──────── Material for this exercise ────────

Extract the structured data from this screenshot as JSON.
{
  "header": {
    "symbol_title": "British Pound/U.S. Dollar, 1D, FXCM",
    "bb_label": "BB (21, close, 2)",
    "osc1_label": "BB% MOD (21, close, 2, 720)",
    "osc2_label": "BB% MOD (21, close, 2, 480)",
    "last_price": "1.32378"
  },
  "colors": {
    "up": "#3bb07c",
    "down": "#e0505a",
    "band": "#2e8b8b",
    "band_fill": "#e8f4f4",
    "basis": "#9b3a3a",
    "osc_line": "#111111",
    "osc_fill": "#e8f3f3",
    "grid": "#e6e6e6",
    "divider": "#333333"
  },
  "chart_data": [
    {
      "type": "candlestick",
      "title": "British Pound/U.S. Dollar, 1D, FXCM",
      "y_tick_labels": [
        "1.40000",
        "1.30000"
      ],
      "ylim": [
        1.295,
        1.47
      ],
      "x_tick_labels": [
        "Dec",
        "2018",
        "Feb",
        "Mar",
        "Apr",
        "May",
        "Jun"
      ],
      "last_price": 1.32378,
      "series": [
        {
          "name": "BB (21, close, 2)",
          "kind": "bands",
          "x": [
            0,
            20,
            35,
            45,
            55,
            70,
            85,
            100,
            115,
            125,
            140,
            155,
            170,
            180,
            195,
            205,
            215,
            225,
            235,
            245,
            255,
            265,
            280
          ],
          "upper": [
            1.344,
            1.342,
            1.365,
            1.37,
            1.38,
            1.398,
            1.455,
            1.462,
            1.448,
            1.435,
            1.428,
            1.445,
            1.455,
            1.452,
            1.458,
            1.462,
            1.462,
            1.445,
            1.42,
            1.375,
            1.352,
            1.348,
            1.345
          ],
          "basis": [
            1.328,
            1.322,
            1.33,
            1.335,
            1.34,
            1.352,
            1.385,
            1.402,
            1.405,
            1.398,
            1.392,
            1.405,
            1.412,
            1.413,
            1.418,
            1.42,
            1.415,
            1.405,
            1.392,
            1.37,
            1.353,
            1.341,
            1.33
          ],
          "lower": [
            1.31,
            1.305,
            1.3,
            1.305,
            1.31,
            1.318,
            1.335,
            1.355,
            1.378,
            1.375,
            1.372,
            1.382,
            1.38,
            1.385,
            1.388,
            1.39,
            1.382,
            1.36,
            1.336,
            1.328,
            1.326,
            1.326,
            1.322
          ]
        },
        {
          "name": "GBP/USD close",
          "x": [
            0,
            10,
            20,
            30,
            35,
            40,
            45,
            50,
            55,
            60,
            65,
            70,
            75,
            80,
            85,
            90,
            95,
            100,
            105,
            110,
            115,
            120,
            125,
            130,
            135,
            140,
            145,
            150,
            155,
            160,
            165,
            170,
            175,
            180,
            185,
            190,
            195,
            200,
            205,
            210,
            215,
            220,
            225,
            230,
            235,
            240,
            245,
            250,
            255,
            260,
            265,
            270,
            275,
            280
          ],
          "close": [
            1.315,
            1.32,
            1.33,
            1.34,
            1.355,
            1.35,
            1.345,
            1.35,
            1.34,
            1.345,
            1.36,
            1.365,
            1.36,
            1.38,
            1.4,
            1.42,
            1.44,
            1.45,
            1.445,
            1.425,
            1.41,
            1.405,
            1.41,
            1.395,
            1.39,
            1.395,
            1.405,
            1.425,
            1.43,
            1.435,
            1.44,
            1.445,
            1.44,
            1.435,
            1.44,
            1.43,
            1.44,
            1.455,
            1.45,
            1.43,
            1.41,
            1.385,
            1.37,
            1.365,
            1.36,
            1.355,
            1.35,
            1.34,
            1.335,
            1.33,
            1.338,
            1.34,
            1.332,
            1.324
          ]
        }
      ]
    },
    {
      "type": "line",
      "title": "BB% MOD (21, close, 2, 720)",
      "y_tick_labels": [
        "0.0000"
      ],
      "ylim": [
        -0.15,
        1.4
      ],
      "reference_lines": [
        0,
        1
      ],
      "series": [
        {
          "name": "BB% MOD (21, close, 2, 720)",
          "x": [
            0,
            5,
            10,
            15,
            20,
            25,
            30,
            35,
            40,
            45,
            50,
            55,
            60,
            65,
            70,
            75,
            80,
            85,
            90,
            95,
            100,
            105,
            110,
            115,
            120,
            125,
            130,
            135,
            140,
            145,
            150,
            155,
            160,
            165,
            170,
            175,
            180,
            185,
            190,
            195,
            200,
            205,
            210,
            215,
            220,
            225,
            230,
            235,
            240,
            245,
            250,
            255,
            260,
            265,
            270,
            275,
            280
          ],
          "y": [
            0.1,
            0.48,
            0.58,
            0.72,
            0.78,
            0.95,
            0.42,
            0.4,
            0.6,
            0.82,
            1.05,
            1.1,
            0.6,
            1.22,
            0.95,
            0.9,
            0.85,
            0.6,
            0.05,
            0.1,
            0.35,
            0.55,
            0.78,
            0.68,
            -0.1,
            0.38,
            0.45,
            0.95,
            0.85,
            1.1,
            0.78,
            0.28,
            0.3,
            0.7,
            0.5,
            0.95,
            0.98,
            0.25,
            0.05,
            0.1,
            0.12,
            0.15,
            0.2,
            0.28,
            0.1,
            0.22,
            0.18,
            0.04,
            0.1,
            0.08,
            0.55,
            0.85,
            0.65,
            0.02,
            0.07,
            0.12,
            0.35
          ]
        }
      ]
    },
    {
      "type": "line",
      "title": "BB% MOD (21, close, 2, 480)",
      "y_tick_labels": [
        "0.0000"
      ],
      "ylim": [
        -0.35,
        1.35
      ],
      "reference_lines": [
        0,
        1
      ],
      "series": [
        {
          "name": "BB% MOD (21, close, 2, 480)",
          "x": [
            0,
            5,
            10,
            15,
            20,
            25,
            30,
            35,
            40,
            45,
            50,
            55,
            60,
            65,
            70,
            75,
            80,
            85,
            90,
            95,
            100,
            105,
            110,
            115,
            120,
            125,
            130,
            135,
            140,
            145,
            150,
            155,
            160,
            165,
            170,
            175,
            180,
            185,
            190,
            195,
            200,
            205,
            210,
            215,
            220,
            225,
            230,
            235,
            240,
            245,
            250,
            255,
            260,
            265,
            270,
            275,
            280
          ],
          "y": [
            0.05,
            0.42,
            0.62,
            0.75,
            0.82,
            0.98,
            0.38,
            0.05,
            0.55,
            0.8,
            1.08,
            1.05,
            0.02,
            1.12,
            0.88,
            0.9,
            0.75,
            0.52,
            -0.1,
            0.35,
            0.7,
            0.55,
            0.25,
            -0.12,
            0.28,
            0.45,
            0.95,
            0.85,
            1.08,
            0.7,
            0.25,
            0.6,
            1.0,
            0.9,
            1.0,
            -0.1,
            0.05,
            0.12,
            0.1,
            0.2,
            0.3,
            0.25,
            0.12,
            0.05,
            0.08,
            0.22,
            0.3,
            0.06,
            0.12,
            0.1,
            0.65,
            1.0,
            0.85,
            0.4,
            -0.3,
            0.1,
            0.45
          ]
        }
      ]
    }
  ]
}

────────
──────── Material for this exercise ────────

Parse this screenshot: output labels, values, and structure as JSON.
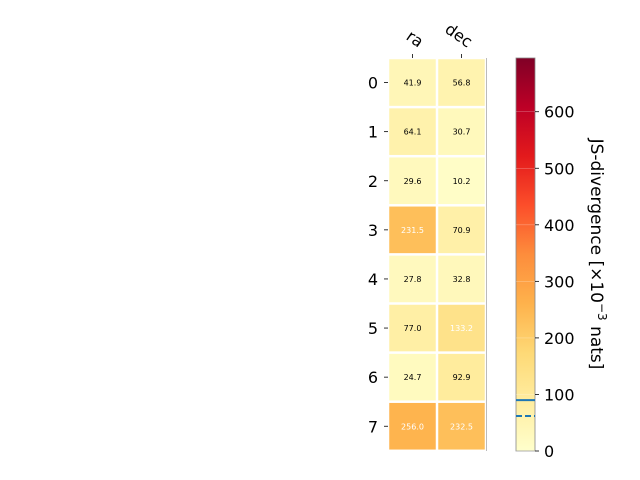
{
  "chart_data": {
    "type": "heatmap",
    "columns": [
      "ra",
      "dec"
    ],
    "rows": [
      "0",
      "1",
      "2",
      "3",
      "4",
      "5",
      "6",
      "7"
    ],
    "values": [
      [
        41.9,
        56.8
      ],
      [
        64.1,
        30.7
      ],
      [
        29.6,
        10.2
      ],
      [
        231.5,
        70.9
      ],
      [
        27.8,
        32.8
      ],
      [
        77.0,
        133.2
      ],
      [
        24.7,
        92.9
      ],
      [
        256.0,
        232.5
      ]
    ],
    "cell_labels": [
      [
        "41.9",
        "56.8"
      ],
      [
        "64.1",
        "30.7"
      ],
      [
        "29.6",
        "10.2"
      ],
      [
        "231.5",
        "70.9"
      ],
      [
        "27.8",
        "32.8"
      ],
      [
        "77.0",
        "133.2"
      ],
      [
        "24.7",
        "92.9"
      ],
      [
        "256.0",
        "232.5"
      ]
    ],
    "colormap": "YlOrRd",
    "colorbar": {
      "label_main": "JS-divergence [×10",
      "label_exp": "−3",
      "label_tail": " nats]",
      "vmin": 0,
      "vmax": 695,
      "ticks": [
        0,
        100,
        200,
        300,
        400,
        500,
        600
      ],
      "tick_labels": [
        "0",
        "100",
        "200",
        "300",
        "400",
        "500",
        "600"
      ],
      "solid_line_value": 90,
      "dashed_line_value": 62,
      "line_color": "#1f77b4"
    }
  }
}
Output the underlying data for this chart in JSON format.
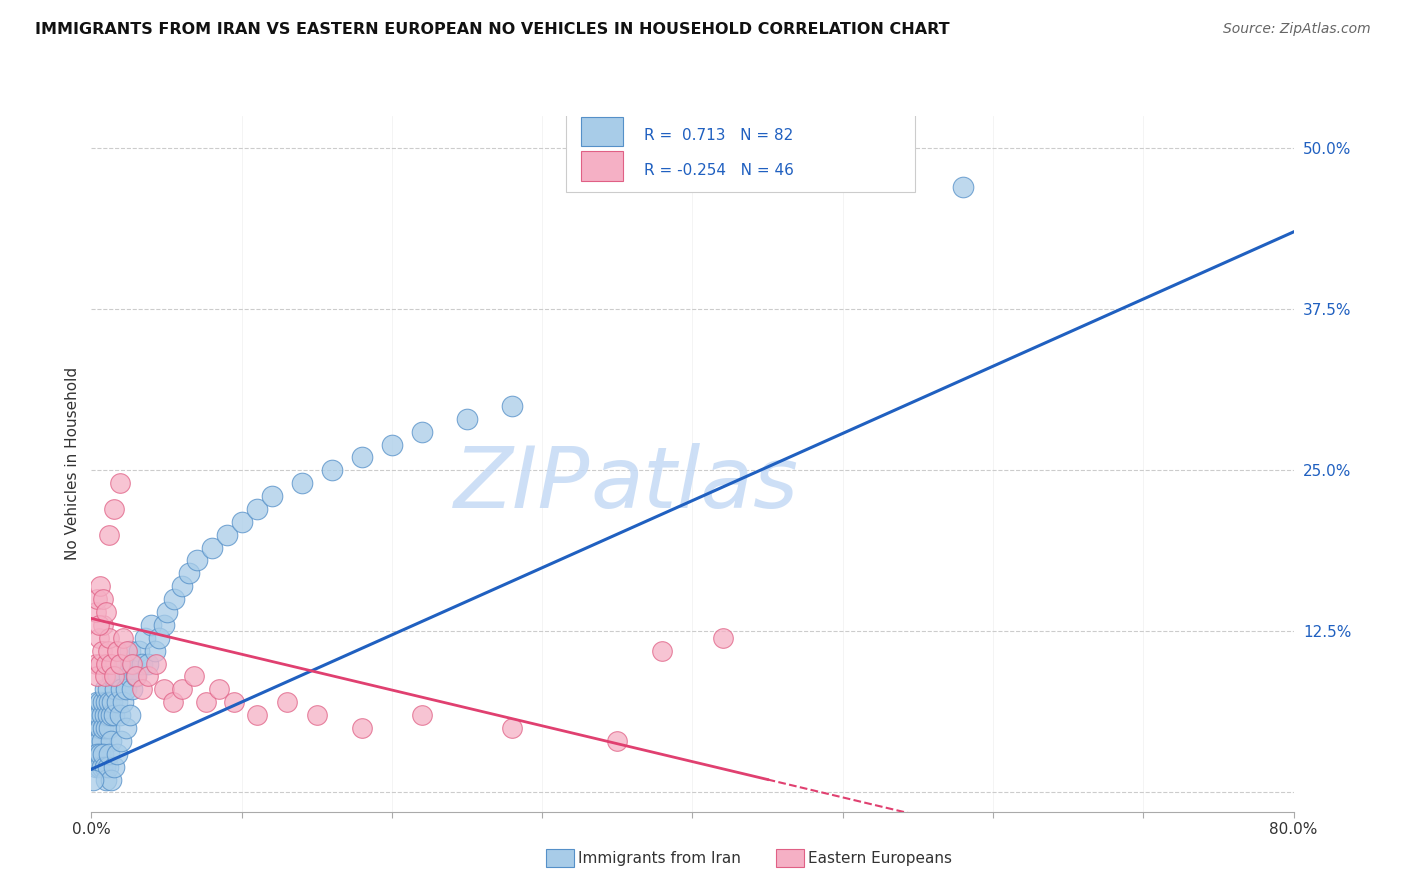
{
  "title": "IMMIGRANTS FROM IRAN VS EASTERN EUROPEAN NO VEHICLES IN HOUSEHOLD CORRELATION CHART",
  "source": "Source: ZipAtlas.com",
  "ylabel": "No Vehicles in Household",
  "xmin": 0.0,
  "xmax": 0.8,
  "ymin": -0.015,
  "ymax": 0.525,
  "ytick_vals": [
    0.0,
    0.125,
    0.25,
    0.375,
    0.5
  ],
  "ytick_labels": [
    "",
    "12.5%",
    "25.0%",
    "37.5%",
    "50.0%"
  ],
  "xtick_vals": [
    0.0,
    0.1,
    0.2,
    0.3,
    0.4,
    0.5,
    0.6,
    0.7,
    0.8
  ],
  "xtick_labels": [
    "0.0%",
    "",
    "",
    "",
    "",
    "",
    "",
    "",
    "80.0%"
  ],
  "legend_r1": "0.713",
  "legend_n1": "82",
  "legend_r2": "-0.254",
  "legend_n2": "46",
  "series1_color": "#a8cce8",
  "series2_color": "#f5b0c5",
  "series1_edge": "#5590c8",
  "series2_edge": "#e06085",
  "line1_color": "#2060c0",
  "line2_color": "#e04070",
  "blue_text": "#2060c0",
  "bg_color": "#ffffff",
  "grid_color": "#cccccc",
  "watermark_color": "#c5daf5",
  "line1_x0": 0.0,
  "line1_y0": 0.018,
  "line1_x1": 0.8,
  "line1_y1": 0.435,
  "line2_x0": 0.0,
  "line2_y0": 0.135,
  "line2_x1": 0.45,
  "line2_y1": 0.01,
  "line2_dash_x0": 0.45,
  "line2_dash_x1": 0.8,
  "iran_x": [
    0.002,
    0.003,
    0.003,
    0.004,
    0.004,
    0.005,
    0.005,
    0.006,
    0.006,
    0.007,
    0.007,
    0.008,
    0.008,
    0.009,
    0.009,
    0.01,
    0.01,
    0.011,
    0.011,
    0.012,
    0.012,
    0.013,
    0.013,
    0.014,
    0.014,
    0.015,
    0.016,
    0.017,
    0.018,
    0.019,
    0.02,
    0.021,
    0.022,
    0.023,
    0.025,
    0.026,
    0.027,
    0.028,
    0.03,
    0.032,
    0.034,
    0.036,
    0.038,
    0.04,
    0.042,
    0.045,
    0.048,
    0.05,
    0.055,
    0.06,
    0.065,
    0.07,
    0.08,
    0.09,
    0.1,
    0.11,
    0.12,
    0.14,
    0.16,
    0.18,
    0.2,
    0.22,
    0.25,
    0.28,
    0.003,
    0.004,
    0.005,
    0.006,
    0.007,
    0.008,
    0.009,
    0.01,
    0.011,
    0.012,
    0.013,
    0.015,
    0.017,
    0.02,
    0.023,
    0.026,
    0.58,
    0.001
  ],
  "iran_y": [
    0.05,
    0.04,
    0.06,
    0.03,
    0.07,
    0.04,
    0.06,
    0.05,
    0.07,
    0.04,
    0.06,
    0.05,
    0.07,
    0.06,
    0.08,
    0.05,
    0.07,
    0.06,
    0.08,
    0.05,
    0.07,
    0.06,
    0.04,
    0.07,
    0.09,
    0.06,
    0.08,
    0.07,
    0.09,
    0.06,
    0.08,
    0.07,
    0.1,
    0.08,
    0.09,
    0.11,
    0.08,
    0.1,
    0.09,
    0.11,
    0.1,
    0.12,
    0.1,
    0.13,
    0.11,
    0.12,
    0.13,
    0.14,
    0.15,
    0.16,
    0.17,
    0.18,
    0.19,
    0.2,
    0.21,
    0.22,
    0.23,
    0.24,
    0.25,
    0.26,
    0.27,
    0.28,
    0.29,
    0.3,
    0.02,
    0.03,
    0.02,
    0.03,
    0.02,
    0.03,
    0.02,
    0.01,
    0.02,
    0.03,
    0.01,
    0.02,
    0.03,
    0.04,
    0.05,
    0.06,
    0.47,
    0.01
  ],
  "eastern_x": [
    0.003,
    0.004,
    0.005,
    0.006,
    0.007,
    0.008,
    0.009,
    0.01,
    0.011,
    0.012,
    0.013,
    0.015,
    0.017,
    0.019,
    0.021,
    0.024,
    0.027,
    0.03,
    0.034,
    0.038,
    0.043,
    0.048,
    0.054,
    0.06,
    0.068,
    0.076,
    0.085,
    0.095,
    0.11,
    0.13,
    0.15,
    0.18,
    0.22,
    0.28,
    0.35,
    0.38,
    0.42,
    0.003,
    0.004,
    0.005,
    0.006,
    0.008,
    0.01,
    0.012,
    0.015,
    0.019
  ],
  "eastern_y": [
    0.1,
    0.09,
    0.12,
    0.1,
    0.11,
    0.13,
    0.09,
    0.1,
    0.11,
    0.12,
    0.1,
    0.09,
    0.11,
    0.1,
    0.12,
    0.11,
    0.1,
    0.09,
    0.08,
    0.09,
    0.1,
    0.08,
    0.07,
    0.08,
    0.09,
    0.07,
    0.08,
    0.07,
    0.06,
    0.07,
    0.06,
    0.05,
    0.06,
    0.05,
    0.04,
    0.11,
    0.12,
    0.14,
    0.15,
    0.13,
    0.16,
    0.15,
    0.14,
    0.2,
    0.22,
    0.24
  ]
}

────────

Task prompt: Copy each line of the listing in which the word "British" can be found.

Reply:
    "symbol_title": "British Pound/U.S. Dollar, 1D, FXCM",
      "title": "British Pound/U.S. Dollar, 1D, FXCM",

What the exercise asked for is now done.